Aim:
Filter this data down to the lines that hold "COLLET", and copy them.

Data for this task:
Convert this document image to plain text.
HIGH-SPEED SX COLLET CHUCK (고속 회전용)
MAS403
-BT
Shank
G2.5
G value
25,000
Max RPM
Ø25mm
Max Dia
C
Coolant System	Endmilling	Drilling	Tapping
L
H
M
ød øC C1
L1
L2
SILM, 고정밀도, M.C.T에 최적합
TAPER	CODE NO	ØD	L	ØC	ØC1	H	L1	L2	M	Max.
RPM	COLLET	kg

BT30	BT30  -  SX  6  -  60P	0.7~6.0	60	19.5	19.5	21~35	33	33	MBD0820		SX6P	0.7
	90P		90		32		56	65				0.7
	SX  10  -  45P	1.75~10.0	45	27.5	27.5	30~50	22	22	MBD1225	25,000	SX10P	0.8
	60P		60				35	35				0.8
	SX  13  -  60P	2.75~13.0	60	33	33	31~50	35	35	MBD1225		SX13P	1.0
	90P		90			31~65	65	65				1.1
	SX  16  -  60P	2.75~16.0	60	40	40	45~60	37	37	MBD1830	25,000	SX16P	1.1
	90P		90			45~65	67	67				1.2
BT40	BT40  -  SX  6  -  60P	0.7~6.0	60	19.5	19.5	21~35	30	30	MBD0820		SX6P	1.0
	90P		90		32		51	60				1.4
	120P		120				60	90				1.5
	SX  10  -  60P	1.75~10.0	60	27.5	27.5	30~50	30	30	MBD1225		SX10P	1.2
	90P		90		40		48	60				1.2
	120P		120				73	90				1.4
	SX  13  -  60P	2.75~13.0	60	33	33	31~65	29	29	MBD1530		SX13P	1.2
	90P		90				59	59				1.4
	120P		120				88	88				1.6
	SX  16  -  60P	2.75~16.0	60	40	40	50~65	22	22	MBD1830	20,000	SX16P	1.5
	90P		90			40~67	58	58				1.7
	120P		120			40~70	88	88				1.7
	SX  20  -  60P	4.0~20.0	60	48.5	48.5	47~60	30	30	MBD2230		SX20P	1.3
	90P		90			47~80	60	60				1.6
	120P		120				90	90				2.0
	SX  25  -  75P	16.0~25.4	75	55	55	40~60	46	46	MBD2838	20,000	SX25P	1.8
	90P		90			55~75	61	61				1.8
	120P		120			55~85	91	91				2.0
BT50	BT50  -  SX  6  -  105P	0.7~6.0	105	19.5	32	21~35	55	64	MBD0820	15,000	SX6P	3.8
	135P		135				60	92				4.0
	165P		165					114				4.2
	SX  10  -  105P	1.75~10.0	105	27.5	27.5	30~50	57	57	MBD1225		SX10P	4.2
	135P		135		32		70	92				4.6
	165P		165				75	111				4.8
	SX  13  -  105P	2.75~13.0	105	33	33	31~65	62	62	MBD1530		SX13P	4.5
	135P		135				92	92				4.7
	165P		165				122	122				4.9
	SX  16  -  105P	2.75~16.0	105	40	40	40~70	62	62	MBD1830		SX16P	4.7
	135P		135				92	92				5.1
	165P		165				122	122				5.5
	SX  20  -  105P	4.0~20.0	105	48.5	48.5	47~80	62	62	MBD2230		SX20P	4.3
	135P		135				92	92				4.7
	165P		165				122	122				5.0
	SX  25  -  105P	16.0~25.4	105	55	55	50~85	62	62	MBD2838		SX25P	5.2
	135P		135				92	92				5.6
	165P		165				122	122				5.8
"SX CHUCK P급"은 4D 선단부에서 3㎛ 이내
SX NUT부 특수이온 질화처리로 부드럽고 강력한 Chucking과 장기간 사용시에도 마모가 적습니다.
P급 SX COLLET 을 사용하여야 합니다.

Solution:
HIGH-SPEED SX COLLET CHUCK (고속 회전용)
RPM	COLLET	kg
P급 SX COLLET 을 사용하여야 합니다.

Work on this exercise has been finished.